* _DESCRIPTION OF THE TASK_
Please change "output-line" to "console-line" throughout the records from the line with "list every element" up to and including the line with "prompt-directory: ~ (56, 543, 65, 558)", then write out only those lines with everything else left as it is.

* _MATERIAL FOR THIS EXERCISE_
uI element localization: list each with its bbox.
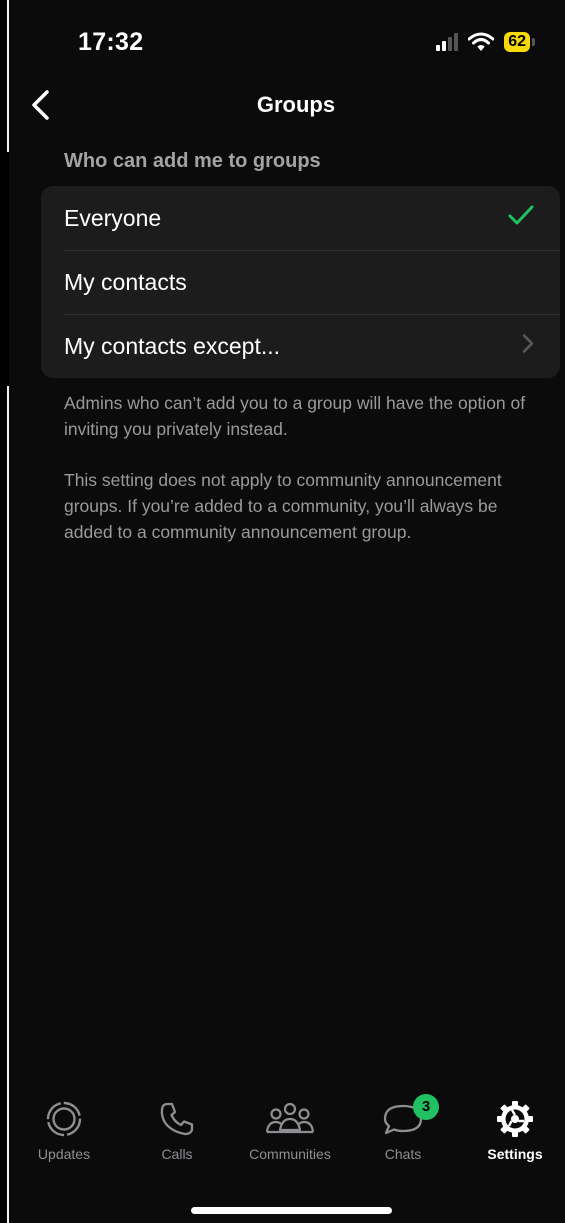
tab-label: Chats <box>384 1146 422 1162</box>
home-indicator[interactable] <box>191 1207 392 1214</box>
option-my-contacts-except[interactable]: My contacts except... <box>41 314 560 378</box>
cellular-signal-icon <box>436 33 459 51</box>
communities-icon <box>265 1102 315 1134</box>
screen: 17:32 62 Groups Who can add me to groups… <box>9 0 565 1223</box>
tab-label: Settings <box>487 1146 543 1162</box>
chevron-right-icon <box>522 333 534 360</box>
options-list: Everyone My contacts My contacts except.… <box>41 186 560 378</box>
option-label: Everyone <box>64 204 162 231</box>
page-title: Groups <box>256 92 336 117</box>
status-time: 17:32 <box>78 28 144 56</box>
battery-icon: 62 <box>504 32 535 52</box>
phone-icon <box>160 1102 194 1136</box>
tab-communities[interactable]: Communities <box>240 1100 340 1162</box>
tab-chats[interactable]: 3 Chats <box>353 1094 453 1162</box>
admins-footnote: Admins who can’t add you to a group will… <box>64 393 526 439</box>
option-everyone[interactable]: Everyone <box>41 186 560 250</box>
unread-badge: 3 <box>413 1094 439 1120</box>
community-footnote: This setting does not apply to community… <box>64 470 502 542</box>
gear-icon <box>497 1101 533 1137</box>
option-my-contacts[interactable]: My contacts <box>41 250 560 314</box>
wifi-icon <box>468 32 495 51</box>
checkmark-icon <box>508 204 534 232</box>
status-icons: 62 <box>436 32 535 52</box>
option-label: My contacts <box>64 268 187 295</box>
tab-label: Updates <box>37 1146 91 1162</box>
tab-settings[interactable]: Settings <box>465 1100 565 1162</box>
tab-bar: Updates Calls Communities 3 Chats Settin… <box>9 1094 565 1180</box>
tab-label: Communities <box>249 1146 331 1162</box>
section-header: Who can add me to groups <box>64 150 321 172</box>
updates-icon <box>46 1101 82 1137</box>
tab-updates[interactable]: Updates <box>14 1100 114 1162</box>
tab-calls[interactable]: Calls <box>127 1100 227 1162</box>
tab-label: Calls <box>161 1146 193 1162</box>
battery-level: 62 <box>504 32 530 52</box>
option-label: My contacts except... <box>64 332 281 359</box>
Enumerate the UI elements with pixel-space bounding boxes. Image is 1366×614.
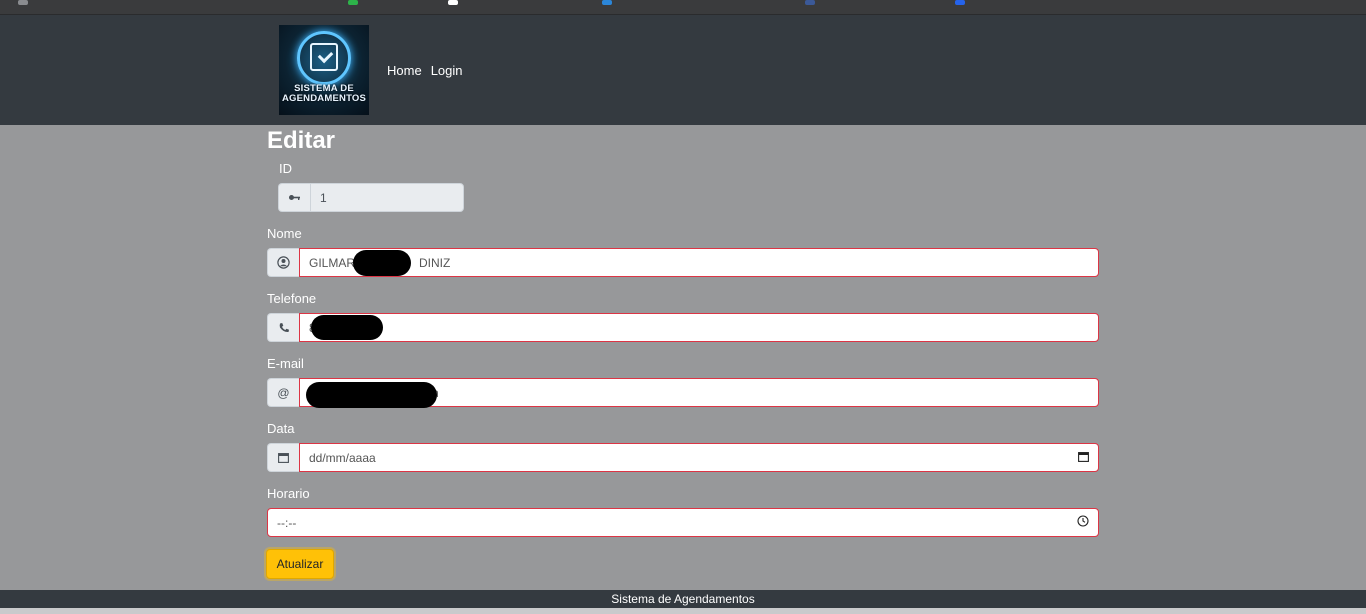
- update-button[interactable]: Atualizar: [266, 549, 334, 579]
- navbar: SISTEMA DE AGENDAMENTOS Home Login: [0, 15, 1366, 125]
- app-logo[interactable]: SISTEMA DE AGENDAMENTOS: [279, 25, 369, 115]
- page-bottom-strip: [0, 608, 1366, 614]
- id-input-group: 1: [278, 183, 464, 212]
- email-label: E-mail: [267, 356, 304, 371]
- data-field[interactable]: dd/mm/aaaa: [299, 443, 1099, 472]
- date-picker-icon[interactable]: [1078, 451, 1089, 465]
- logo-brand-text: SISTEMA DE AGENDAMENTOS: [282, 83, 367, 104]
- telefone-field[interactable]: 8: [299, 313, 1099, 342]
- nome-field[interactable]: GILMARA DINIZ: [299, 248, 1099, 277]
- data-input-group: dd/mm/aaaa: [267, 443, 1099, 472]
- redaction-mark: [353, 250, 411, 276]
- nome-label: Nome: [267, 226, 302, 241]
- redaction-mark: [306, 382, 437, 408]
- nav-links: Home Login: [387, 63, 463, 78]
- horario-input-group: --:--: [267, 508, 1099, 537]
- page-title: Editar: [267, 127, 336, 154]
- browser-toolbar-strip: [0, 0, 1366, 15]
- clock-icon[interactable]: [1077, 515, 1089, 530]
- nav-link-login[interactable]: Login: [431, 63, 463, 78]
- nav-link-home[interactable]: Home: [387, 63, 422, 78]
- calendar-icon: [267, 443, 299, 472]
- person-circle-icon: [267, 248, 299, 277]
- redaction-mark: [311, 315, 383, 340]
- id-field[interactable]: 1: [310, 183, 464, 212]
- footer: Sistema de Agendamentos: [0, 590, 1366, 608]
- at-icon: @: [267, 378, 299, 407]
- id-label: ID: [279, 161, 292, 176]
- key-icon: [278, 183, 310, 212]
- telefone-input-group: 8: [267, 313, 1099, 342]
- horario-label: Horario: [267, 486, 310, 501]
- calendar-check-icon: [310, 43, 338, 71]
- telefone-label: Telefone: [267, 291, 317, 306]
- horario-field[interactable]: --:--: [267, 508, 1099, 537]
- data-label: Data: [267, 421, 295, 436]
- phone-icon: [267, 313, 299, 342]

...

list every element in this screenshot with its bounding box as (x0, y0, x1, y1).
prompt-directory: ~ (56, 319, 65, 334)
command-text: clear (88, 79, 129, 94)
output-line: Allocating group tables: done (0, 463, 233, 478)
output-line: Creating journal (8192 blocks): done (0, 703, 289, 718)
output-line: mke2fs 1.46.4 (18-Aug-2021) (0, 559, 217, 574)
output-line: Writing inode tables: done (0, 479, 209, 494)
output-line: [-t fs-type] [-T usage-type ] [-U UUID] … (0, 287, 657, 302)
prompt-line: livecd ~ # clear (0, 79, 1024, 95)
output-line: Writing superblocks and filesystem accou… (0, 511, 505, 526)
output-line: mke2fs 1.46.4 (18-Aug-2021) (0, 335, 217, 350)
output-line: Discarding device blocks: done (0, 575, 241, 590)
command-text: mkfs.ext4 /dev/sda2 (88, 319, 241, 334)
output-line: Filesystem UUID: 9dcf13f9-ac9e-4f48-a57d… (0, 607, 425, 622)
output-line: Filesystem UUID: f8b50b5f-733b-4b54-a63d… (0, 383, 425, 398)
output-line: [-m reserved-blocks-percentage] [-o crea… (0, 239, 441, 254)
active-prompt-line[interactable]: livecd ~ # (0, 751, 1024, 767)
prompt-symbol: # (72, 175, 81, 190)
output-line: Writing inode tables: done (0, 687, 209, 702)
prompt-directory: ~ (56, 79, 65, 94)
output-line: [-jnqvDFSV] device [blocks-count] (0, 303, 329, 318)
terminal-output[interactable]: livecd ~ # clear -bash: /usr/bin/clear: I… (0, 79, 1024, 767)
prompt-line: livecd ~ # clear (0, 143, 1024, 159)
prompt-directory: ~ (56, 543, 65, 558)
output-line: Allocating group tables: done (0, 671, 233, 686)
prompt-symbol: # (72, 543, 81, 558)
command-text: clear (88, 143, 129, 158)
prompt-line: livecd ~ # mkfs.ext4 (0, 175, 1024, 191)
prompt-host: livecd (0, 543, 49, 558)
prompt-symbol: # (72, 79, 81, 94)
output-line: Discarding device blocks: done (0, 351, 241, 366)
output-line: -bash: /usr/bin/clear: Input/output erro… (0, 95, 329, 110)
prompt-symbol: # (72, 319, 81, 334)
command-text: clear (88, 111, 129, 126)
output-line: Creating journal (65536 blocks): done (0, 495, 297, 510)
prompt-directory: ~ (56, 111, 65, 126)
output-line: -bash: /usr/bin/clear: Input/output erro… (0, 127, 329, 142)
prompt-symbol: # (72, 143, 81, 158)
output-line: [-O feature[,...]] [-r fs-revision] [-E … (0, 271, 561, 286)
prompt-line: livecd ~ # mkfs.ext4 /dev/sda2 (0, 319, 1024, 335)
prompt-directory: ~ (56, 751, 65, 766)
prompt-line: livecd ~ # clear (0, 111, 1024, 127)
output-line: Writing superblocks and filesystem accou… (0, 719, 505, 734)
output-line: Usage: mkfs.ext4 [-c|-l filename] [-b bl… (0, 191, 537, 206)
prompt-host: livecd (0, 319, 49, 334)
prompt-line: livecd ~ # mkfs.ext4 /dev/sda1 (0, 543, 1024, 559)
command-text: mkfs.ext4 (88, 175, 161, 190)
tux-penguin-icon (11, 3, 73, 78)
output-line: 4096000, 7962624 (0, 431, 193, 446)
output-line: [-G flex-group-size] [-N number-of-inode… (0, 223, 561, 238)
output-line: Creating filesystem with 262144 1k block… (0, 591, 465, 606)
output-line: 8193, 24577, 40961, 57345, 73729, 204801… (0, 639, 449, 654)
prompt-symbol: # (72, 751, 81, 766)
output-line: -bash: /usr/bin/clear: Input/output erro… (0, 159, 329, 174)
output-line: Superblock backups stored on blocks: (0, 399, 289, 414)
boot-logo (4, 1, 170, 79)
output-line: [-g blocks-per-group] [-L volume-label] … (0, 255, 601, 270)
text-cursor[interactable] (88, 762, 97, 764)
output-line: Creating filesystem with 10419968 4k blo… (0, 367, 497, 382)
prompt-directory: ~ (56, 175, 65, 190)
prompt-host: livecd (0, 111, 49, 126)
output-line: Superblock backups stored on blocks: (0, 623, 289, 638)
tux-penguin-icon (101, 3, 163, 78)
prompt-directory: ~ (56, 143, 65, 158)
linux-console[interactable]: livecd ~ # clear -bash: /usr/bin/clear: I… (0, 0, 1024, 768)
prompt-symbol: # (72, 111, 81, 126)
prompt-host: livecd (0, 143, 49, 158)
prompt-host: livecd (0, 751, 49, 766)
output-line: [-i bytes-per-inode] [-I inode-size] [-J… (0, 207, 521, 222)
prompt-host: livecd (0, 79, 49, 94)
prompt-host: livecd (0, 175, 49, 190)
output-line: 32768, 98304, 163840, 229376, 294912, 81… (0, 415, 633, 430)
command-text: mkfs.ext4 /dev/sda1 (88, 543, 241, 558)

* _TASK RESPONSE_
list every element in this screenshot with its bounding box as (x0, y0, x1, y1).
prompt-directory: ~ (56, 319, 65, 334)
command-text: clear (88, 79, 129, 94)
console-line: Allocating group tables: done (0, 463, 233, 478)
console-line: Creating journal (8192 blocks): done (0, 703, 289, 718)
console-line: mke2fs 1.46.4 (18-Aug-2021) (0, 559, 217, 574)
console-line: Writing inode tables: done (0, 479, 209, 494)
console-line: [-t fs-type] [-T usage-type ] [-U UUID] … (0, 287, 657, 302)
prompt-line: livecd ~ # clear (0, 79, 1024, 95)
console-line: Writing superblocks and filesystem accou… (0, 511, 505, 526)
console-line: mke2fs 1.46.4 (18-Aug-2021) (0, 335, 217, 350)
console-line: Discarding device blocks: done (0, 575, 241, 590)
command-text: mkfs.ext4 /dev/sda2 (88, 319, 241, 334)
console-line: Filesystem UUID: 9dcf13f9-ac9e-4f48-a57d… (0, 607, 425, 622)
console-line: Filesystem UUID: f8b50b5f-733b-4b54-a63d… (0, 383, 425, 398)
console-line: [-m reserved-blocks-percentage] [-o crea… (0, 239, 441, 254)
active-prompt-line[interactable]: livecd ~ # (0, 751, 1024, 767)
prompt-symbol: # (72, 175, 81, 190)
console-line: Writing inode tables: done (0, 687, 209, 702)
prompt-directory: ~ (56, 79, 65, 94)
console-line: [-jnqvDFSV] device [blocks-count] (0, 303, 329, 318)
terminal-output[interactable]: livecd ~ # clear -bash: /usr/bin/clear: I… (0, 79, 1024, 767)
prompt-line: livecd ~ # clear (0, 143, 1024, 159)
prompt-directory: ~ (56, 543, 65, 558)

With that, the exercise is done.